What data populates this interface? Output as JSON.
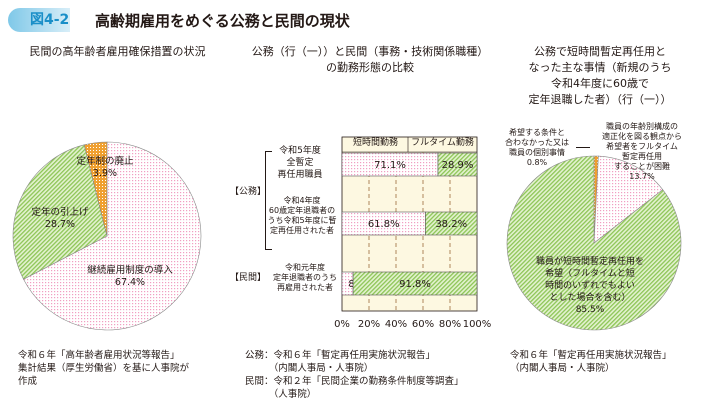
{
  "figure": {
    "badge": "図4-2",
    "title": "高齢期雇用をめぐる公務と民間の現状"
  },
  "colors": {
    "pink": "#f19ec2",
    "green": "#8dc556",
    "orange": "#f0a030",
    "bg": "#fdf8e1"
  },
  "chart_data": [
    {
      "type": "pie",
      "title": "民間の高年齢者雇用確保措置の状況",
      "slices": [
        {
          "label": "継続雇用制度の導入",
          "value": 67.4,
          "value_label": "67.4%"
        },
        {
          "label": "定年の引上げ",
          "value": 28.7,
          "value_label": "28.7%"
        },
        {
          "label": "定年制の廃止",
          "value": 3.9,
          "value_label": "3.9%"
        }
      ],
      "source": "令和６年「高年齢者雇用状況等報告」\n集計結果（厚生労働省）を基に人事院が\n作成"
    },
    {
      "type": "bar",
      "stacked": true,
      "orientation": "horizontal",
      "title_line1": "公務（行（一））と民間（事務・技術関係職種）",
      "title_line2": "の勤務形態の比較",
      "series_names": [
        "短時間勤務",
        "フルタイム勤務"
      ],
      "groups": [
        {
          "label": "【公務】"
        },
        {
          "label": "【民間】"
        }
      ],
      "categories": [
        "令和5年度\n全暫定\n再任用職員",
        "令和4年度\n60歳定年退職者の\nうち令和5年度に暫\n定再任用された者",
        "令和元年度\n定年退職者のうち\n再雇用された者"
      ],
      "series": [
        {
          "name": "短時間勤務",
          "values": [
            71.1,
            61.8,
            8.2
          ],
          "labels": [
            "71.1%",
            "61.8%",
            "8.2%"
          ]
        },
        {
          "name": "フルタイム勤務",
          "values": [
            28.9,
            38.2,
            91.8
          ],
          "labels": [
            "28.9%",
            "38.2%",
            "91.8%"
          ]
        }
      ],
      "xlim": [
        0,
        100
      ],
      "xticks": [
        "0%",
        "20%",
        "40%",
        "60%",
        "80%",
        "100%"
      ],
      "grid": "vertical dashed",
      "source": "公務：令和６年「暫定再任用実施状況報告」\n　　　（内閣人事局・人事院）\n民間：令和２年「民間企業の勤務条件制度等調査」\n　　　（人事院）"
    },
    {
      "type": "pie",
      "title": "公務で短時間暫定再任用と\nなった主な事情（新規のうち\n令和4年度に60歳で\n定年退職した者）（行（一））",
      "slices": [
        {
          "label": "希望する条件と\n合わなかった又は\n職員の個別事情",
          "value": 0.8,
          "value_label": "0.8%"
        },
        {
          "label": "職員の年齢別構成の\n適正化を図る観点から\n希望者をフルタイム\n暫定再任用\nすることが困難",
          "value": 13.7,
          "value_label": "13.7%"
        },
        {
          "label": "職員が短時間暫定再任用を\n希望（フルタイムと短\n時間のいずれでもよい\nとした場合を含む）",
          "value": 85.5,
          "value_label": "85.5%"
        }
      ],
      "source": "令和６年「暫定再任用実施状況報告」\n（内閣人事局・人事院）"
    }
  ]
}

◆ **EXERCISE GOAL**
Leaving out the pictures, repeat the data above exactly.

◆ **ANSWER FOR THIS EXERCISE**
What data populates this interface? Output as JSON.
{
  "figure": {
    "badge": "図4-2",
    "title": "高齢期雇用をめぐる公務と民間の現状"
  },
  "colors": {
    "pink": "#f19ec2",
    "green": "#8dc556",
    "orange": "#f0a030",
    "bg": "#fdf8e1"
  },
  "chart_data": [
    {
      "type": "pie",
      "title": "民間の高年齢者雇用確保措置の状況",
      "slices": [
        {
          "label": "継続雇用制度の導入",
          "value": 67.4,
          "value_label": "67.4%"
        },
        {
          "label": "定年の引上げ",
          "value": 28.7,
          "value_label": "28.7%"
        },
        {
          "label": "定年制の廃止",
          "value": 3.9,
          "value_label": "3.9%"
        }
      ],
      "source": "令和６年「高年齢者雇用状況等報告」\n集計結果（厚生労働省）を基に人事院が\n作成"
    },
    {
      "type": "bar",
      "stacked": true,
      "orientation": "horizontal",
      "title_line1": "公務（行（一））と民間（事務・技術関係職種）",
      "title_line2": "の勤務形態の比較",
      "series_names": [
        "短時間勤務",
        "フルタイム勤務"
      ],
      "groups": [
        {
          "label": "【公務】"
        },
        {
          "label": "【民間】"
        }
      ],
      "categories": [
        "令和5年度\n全暫定\n再任用職員",
        "令和4年度\n60歳定年退職者の\nうち令和5年度に暫\n定再任用された者",
        "令和元年度\n定年退職者のうち\n再雇用された者"
      ],
      "series": [
        {
          "name": "短時間勤務",
          "values": [
            71.1,
            61.8,
            8.2
          ],
          "labels": [
            "71.1%",
            "61.8%",
            "8.2%"
          ]
        },
        {
          "name": "フルタイム勤務",
          "values": [
            28.9,
            38.2,
            91.8
          ],
          "labels": [
            "28.9%",
            "38.2%",
            "91.8%"
          ]
        }
      ],
      "xlim": [
        0,
        100
      ],
      "xticks": [
        "0%",
        "20%",
        "40%",
        "60%",
        "80%",
        "100%"
      ],
      "grid": "vertical dashed",
      "source": "公務：令和６年「暫定再任用実施状況報告」\n　　　（内閣人事局・人事院）\n民間：令和２年「民間企業の勤務条件制度等調査」\n　　　（人事院）"
    },
    {
      "type": "pie",
      "title": "公務で短時間暫定再任用と\nなった主な事情（新規のうち\n令和4年度に60歳で\n定年退職した者）（行（一））",
      "slices": [
        {
          "label": "希望する条件と\n合わなかった又は\n職員の個別事情",
          "value": 0.8,
          "value_label": "0.8%"
        },
        {
          "label": "職員の年齢別構成の\n適正化を図る観点から\n希望者をフルタイム\n暫定再任用\nすることが困難",
          "value": 13.7,
          "value_label": "13.7%"
        },
        {
          "label": "職員が短時間暫定再任用を\n希望（フルタイムと短\n時間のいずれでもよい\nとした場合を含む）",
          "value": 85.5,
          "value_label": "85.5%"
        }
      ],
      "source": "令和６年「暫定再任用実施状況報告」\n（内閣人事局・人事院）"
    }
  ]
}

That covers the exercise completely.